■ Exercise task ■
All lines in the data bearing the string "trường" should be identified and copied.

■ Data in this exercise ■
>>>>>

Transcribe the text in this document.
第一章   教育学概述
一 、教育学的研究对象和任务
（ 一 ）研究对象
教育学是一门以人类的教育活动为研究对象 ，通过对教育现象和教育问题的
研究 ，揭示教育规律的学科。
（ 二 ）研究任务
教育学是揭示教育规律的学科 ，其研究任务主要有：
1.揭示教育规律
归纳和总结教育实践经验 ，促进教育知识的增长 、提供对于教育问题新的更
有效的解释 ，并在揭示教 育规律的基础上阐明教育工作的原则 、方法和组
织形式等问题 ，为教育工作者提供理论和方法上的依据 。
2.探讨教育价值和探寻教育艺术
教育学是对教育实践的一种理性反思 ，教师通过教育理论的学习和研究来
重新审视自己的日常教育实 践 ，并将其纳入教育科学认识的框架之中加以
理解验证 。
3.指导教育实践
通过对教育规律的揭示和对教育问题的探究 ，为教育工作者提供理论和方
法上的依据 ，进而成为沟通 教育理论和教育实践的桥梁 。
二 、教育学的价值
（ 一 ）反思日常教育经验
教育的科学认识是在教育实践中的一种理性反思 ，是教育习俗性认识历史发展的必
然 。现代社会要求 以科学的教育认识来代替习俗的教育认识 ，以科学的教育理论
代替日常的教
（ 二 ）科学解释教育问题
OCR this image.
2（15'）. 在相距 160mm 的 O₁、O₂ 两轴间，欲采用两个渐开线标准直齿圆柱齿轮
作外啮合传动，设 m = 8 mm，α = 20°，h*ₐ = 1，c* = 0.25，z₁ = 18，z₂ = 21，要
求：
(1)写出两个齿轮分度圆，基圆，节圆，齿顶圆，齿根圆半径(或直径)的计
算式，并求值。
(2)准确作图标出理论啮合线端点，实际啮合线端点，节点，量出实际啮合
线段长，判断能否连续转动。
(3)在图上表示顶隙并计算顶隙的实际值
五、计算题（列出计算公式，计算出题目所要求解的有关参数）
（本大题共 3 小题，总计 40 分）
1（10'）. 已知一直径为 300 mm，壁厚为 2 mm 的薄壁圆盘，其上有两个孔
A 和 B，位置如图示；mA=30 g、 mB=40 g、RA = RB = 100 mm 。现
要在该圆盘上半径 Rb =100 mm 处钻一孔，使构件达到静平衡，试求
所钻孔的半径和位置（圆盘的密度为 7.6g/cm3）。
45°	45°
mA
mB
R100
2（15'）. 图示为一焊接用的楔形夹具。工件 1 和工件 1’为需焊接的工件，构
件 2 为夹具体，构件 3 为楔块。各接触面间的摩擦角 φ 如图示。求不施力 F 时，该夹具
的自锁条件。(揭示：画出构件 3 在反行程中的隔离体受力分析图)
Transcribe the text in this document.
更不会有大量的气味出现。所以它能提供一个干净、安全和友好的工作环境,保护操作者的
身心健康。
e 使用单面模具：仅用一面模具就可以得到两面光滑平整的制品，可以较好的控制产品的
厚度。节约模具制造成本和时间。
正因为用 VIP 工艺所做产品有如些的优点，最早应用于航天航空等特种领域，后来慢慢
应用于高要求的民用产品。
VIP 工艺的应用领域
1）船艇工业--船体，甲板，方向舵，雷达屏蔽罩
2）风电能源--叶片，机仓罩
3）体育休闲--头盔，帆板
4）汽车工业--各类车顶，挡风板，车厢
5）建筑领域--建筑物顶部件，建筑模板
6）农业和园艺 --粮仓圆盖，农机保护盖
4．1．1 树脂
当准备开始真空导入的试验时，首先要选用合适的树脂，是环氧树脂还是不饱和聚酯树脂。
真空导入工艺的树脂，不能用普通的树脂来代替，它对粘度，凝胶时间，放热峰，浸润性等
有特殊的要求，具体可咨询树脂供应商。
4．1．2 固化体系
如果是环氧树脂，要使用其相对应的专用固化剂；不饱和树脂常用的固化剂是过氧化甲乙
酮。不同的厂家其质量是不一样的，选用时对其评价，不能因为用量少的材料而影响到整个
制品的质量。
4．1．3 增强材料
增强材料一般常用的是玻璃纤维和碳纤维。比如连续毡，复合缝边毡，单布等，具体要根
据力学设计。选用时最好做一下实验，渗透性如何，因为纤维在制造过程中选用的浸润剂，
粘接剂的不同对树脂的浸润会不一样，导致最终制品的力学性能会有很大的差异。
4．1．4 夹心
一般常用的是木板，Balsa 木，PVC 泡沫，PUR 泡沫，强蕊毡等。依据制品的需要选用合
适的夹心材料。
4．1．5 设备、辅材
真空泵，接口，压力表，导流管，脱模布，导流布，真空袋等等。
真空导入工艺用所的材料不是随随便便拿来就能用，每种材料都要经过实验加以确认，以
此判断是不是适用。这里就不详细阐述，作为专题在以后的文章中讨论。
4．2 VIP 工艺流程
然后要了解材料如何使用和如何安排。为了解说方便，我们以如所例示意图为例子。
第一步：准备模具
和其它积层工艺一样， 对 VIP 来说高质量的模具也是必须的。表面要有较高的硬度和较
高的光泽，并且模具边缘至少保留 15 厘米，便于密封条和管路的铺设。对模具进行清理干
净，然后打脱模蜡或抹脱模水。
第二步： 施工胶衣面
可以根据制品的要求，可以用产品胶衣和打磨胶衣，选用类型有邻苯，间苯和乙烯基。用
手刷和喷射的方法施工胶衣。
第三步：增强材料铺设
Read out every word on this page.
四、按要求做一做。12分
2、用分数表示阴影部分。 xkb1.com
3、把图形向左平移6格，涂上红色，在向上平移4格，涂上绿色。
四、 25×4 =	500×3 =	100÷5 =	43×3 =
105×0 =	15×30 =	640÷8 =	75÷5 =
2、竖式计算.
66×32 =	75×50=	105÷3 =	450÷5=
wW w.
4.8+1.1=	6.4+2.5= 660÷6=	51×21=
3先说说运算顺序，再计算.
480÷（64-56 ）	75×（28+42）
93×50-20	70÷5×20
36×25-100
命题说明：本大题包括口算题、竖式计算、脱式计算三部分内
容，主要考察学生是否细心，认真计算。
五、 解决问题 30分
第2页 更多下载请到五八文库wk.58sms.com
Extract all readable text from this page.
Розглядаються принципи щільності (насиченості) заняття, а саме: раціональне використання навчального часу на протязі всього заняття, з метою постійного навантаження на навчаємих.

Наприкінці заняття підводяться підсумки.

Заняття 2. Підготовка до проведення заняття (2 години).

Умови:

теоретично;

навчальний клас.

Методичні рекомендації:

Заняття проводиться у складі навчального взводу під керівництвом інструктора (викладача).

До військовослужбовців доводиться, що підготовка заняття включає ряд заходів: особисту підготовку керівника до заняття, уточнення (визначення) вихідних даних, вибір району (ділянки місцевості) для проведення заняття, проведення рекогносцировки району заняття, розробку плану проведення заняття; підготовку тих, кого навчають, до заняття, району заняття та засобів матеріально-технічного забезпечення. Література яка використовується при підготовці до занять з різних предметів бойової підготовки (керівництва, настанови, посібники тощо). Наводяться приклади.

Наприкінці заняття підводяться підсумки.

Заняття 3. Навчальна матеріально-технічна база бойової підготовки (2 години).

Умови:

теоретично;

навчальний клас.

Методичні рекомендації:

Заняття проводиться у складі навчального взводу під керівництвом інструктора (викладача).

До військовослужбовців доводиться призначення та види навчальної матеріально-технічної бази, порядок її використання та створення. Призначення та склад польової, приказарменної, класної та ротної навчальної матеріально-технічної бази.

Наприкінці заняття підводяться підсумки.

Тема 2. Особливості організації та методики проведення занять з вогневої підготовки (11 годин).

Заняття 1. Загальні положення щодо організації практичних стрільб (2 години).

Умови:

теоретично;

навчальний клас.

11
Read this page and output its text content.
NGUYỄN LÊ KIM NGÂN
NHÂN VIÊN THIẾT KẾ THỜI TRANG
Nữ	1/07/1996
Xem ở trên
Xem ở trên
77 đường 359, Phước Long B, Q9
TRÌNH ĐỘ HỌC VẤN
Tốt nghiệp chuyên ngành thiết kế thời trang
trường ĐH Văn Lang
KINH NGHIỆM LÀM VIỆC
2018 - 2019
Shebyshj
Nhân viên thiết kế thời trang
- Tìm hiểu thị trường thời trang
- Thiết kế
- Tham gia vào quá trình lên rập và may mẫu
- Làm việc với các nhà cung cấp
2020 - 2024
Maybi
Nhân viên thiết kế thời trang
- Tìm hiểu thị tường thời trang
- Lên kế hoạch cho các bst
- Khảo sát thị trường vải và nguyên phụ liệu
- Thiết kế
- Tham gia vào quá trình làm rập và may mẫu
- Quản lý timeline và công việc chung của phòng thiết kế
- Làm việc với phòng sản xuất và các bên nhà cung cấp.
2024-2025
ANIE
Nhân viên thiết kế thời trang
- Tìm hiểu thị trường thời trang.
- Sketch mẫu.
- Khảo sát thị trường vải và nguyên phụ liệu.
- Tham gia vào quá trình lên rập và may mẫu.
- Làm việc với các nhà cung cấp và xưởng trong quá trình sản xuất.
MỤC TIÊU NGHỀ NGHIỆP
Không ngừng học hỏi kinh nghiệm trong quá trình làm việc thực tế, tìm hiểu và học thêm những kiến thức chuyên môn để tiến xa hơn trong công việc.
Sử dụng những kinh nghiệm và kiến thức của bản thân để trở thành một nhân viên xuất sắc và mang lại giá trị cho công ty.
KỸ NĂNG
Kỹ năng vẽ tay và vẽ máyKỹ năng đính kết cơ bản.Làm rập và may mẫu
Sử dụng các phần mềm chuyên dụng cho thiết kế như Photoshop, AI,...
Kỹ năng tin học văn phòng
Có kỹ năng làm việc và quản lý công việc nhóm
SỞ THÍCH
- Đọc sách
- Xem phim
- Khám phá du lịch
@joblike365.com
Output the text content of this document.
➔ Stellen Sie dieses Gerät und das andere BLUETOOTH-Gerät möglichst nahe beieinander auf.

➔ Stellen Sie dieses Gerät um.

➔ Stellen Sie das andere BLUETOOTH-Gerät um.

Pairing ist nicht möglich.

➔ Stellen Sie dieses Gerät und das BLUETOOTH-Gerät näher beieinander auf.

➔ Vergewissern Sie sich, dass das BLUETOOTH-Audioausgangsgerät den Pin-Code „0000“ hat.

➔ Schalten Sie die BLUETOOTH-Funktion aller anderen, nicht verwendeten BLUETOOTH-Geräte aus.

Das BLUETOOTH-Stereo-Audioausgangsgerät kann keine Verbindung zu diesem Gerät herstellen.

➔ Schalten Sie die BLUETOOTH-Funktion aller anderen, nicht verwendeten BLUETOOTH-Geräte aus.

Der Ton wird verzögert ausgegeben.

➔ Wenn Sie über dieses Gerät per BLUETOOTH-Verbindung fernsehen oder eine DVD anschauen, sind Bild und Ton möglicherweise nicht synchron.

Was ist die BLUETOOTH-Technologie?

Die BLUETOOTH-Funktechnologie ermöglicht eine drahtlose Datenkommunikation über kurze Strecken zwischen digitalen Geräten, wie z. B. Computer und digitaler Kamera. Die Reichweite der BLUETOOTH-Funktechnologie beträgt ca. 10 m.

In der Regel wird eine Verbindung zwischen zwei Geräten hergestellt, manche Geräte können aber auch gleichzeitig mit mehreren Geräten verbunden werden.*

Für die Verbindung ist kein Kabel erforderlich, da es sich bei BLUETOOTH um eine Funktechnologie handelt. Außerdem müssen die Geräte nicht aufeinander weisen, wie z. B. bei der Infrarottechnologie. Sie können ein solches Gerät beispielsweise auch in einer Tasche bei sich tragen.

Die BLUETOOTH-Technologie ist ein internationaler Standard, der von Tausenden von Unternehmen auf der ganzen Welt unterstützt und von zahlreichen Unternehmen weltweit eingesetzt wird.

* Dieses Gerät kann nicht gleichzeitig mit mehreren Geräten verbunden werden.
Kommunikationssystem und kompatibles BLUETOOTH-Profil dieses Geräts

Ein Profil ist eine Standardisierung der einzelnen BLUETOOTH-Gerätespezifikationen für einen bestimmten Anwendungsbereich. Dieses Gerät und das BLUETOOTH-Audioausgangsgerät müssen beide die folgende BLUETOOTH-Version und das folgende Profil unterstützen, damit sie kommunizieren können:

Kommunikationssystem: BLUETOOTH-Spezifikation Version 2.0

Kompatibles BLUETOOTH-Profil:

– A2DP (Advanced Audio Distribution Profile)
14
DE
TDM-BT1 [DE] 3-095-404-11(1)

<<<<<

■ Worked solution ■
trường ĐH Văn Lang
- Tìm hiểu thị trường thời trang
- Khảo sát thị trường vải và nguyên phụ liệu
- Tìm hiểu thị trường thời trang.
- Khảo sát thị trường vải và nguyên phụ liệu.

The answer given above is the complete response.